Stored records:
□ □ □ □

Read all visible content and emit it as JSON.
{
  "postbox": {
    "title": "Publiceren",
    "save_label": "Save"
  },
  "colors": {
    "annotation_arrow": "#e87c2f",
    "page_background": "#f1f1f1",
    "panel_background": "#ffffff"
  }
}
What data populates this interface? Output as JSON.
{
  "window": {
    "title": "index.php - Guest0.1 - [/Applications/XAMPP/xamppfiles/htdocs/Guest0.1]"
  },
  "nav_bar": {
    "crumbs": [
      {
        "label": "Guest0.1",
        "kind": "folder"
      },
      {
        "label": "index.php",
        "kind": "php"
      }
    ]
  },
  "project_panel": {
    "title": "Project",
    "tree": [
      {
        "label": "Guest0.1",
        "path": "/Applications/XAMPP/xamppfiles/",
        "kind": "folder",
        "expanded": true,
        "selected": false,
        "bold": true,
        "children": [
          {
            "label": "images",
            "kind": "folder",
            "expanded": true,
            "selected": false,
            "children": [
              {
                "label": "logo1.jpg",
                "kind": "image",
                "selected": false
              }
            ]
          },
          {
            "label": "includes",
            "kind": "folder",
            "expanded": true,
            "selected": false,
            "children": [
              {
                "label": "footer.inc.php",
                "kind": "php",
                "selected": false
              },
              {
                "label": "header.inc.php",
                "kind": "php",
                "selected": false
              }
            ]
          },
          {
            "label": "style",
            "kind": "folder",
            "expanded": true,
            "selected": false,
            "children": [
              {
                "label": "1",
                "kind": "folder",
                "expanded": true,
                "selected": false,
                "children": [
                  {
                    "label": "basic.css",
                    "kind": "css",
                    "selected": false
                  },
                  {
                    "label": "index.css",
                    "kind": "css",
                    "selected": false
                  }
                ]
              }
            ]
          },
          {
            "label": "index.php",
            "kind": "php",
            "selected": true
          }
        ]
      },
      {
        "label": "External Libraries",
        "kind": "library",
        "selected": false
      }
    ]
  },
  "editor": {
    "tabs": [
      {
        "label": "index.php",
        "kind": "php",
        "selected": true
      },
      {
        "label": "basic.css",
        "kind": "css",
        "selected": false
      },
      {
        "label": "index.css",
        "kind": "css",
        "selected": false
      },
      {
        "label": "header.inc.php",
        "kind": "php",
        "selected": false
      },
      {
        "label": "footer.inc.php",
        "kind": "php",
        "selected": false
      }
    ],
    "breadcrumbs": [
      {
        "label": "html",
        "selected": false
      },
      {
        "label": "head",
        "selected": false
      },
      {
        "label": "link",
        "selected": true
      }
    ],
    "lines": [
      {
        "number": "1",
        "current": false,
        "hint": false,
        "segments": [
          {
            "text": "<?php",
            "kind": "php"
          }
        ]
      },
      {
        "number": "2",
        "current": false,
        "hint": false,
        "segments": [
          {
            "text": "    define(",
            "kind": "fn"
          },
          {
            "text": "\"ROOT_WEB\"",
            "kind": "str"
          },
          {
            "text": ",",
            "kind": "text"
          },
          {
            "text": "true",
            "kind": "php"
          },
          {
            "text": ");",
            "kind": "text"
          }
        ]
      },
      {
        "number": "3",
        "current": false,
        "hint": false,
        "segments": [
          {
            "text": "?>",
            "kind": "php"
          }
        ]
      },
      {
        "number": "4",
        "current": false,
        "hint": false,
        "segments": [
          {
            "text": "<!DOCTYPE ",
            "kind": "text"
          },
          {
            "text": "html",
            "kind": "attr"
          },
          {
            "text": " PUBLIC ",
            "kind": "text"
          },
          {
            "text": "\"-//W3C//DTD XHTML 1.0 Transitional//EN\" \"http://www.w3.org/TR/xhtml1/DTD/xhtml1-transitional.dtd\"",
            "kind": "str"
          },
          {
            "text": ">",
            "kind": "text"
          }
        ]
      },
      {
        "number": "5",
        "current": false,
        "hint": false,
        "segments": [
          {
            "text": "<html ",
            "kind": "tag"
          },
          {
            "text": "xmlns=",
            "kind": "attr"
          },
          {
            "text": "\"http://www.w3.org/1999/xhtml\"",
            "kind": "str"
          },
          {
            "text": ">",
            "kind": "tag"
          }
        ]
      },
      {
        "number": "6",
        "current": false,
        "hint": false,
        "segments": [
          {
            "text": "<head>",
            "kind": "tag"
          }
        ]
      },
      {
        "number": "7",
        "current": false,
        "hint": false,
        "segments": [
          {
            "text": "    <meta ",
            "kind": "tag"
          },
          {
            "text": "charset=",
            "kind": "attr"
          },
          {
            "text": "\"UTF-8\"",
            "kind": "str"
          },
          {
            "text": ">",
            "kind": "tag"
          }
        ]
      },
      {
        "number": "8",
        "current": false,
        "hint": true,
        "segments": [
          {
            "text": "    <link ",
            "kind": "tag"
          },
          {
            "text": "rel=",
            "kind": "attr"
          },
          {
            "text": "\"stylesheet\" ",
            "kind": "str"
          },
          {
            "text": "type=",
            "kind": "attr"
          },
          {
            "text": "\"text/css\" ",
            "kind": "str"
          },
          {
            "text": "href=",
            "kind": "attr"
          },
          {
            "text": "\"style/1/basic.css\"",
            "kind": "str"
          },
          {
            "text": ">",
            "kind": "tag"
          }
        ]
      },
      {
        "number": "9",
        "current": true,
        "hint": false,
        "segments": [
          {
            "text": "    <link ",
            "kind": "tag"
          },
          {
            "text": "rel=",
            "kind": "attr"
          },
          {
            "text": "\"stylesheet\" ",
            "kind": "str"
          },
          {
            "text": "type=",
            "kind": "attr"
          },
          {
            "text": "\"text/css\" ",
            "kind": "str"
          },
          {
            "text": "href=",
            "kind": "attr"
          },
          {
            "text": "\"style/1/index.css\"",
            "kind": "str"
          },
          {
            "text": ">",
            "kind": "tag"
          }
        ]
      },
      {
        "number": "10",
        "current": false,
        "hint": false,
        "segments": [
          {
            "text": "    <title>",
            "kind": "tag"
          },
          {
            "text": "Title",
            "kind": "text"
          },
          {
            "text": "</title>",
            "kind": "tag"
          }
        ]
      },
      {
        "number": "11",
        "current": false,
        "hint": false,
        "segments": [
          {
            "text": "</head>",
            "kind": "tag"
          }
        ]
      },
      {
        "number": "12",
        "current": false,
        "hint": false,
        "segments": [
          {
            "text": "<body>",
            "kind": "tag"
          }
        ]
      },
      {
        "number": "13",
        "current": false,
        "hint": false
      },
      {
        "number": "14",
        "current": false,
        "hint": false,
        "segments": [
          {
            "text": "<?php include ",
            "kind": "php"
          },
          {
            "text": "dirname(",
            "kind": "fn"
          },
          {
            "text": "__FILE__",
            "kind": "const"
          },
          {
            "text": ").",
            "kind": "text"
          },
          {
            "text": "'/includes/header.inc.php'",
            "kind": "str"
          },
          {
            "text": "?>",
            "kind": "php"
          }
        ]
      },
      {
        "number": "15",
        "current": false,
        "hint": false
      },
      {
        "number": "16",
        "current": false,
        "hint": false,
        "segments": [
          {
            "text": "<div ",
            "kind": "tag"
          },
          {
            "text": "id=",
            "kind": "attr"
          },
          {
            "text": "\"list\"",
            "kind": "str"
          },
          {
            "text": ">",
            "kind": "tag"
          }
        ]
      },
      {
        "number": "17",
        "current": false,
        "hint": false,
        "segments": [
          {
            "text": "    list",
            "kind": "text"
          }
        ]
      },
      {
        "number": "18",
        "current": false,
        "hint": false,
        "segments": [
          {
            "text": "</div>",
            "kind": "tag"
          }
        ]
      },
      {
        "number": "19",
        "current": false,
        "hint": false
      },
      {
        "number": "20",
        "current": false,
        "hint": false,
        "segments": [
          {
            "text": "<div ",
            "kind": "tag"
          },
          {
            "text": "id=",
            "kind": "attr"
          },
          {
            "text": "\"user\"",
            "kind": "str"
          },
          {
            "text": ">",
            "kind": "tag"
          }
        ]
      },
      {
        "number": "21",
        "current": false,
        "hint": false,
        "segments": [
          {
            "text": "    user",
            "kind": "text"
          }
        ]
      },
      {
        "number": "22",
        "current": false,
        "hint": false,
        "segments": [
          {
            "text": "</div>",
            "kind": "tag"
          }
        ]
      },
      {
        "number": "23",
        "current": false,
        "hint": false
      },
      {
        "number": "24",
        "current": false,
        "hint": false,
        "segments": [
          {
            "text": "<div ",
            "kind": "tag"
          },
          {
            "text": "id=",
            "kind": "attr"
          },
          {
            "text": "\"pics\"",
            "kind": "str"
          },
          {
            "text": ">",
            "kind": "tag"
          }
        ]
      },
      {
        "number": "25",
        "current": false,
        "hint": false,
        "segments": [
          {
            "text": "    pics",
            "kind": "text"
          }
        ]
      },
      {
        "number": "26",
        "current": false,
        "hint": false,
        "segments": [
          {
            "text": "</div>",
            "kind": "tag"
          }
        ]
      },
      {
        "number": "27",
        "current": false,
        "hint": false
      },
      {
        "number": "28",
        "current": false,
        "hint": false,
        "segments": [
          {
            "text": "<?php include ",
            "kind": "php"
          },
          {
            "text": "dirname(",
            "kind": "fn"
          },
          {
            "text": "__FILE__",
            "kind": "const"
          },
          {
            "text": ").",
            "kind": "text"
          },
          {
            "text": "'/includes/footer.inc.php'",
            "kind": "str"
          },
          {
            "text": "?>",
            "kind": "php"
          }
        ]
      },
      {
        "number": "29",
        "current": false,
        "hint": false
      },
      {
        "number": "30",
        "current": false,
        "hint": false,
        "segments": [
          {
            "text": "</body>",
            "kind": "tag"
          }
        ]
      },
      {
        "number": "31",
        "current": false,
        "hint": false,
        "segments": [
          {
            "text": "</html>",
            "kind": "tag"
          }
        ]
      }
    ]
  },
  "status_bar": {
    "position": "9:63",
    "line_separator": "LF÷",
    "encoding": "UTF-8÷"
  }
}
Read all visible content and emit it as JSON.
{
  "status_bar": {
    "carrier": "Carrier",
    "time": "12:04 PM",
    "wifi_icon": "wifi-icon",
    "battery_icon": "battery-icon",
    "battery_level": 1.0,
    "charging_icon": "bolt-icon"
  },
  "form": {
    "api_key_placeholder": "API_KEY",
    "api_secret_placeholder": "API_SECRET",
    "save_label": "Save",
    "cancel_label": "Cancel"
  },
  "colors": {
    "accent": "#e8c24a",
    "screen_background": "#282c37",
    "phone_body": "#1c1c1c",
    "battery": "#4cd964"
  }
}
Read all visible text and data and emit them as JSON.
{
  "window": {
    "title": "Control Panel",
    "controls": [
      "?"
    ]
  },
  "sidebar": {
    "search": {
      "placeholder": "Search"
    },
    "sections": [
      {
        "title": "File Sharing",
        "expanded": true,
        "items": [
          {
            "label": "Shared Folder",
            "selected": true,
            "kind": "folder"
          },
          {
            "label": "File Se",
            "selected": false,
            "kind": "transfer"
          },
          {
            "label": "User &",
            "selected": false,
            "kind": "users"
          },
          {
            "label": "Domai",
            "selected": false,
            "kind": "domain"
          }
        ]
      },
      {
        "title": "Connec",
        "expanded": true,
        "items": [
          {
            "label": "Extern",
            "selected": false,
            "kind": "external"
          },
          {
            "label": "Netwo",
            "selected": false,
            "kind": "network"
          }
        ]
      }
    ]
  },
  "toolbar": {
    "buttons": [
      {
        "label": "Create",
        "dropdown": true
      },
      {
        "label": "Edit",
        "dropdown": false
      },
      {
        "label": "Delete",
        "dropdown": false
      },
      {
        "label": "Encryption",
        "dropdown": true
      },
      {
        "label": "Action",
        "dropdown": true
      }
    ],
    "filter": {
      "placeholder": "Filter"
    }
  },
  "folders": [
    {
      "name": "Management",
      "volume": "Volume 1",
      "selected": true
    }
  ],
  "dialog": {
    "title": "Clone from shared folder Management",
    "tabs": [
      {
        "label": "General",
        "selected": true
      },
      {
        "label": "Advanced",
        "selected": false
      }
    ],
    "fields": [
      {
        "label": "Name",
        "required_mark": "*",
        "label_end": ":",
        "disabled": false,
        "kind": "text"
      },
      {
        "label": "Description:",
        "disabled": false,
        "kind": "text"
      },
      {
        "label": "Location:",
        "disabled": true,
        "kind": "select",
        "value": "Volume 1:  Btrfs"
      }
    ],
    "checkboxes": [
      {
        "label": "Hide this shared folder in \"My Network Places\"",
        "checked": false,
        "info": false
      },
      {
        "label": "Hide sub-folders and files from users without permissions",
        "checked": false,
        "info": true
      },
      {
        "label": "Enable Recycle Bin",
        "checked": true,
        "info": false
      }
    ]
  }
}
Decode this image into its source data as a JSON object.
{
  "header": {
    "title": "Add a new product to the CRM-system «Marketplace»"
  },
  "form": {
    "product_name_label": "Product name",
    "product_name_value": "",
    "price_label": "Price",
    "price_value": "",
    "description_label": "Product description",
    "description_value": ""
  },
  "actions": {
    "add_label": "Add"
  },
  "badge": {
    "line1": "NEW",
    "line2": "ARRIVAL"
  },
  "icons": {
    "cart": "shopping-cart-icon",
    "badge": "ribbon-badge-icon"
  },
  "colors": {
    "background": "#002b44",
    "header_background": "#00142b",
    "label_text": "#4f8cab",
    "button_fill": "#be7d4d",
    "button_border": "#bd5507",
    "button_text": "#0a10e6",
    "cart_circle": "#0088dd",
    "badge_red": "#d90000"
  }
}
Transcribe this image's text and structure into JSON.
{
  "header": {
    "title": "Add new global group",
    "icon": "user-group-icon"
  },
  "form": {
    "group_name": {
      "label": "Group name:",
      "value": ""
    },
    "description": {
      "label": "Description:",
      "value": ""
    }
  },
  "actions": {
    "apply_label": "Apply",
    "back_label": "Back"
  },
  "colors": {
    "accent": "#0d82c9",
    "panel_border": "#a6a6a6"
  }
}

□ □ □ □

What to work on:
Copy every line above that holds the word "index".

Correct result:
    "title": "index.php - Guest0.1 - [/Applications/XAMPP/xamppfiles/htdocs/Guest0.1]"
        "label": "index.php",
                    "label": "index.css",
            "label": "index.php",
        "label": "index.php",
        "label": "index.css",
            "text": "\"style/1/index.css\"",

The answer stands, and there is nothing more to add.